INFORMATION SUPPLIED —
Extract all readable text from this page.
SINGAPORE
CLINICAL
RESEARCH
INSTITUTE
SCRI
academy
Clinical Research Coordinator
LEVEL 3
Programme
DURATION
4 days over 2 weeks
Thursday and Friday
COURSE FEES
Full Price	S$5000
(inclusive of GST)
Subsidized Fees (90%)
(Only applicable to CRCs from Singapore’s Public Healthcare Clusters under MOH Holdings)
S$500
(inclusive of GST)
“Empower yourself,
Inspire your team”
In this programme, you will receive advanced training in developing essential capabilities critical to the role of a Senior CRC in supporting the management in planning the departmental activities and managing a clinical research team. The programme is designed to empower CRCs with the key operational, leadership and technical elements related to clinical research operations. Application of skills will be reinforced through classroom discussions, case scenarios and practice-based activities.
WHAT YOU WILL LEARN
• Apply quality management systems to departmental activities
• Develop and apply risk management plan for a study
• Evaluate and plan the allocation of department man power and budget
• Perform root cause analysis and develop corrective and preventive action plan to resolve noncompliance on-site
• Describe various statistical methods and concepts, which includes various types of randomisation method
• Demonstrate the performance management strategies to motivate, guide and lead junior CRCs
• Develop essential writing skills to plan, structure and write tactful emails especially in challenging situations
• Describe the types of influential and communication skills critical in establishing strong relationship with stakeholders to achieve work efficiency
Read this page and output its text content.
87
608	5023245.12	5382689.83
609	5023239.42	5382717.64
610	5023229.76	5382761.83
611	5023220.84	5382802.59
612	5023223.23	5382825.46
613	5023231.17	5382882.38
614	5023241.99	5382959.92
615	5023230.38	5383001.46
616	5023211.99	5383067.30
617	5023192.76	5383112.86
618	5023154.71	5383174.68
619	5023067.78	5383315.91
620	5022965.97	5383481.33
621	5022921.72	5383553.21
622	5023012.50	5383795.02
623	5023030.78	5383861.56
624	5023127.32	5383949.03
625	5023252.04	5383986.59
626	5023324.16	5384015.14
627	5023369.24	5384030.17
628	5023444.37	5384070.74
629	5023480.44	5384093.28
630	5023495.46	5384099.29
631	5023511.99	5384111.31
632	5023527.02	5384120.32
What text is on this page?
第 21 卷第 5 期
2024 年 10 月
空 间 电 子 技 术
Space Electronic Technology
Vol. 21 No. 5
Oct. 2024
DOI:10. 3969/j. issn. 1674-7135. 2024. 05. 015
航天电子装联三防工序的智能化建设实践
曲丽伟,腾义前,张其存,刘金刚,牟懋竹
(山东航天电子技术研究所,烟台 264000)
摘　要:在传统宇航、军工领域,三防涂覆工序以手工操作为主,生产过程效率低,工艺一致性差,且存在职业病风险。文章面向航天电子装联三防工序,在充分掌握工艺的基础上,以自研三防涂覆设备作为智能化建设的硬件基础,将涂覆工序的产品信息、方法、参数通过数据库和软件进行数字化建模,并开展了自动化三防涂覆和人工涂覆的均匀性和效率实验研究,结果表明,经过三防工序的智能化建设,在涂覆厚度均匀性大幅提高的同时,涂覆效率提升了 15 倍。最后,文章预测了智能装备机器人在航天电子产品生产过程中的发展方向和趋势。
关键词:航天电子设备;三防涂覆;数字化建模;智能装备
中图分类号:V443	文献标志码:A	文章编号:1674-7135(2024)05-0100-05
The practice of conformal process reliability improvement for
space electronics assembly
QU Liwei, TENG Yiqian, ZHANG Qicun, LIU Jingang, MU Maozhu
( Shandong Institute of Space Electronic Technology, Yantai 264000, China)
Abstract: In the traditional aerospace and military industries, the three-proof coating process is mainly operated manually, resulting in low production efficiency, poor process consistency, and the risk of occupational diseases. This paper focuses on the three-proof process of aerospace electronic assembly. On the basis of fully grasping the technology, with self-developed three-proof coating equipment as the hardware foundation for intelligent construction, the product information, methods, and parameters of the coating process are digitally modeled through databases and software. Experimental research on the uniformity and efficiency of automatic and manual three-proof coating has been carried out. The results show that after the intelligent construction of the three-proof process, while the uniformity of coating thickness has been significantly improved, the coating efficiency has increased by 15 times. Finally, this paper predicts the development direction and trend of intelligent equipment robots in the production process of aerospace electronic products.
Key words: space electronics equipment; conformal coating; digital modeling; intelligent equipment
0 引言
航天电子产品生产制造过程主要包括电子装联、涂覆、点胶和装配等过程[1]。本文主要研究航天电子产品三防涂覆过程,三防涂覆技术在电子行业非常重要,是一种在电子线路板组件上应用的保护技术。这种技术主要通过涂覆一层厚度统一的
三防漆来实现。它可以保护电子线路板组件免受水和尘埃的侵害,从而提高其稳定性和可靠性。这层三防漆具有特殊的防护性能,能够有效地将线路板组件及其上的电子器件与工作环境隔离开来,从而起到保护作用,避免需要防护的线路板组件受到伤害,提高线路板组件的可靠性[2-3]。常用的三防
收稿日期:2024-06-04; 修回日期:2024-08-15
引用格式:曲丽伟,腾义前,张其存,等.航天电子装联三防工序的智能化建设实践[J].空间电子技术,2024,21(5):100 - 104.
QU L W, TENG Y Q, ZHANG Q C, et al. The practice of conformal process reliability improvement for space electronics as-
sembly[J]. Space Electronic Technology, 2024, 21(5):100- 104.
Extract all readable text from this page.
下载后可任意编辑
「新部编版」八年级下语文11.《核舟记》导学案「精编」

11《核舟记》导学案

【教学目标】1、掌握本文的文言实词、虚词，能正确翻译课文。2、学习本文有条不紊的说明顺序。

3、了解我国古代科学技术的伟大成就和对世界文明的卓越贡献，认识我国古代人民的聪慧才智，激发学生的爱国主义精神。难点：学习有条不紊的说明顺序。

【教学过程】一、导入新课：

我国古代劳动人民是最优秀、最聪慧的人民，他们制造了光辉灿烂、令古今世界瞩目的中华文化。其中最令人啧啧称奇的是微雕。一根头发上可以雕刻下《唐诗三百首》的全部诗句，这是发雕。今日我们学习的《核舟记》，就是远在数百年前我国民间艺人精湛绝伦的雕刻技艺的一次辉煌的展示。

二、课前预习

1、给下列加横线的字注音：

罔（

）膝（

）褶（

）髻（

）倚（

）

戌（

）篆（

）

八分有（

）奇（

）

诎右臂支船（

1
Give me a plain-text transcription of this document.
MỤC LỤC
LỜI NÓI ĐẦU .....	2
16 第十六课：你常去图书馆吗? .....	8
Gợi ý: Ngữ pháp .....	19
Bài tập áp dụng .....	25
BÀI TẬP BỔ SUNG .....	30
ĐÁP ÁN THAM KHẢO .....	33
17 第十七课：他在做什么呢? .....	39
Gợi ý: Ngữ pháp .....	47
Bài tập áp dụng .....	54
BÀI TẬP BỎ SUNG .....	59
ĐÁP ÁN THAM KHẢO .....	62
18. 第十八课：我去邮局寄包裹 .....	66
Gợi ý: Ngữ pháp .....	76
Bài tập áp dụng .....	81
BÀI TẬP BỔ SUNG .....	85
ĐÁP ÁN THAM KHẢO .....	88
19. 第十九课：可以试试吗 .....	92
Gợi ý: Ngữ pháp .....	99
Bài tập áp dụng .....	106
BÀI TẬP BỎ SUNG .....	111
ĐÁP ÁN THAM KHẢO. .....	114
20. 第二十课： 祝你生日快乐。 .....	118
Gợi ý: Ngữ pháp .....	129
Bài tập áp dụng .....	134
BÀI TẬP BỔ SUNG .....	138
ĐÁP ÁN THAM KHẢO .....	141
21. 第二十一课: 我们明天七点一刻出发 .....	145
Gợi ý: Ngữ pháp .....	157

WHAT YOU WILL DO —
Search the entries for the word "dụng" and gather every line where it appears.

THE RESULT —
Bài tập áp dụng .....	25
Bài tập áp dụng .....	54
Bài tập áp dụng .....	81
Bài tập áp dụng .....	106
Bài tập áp dụng .....	134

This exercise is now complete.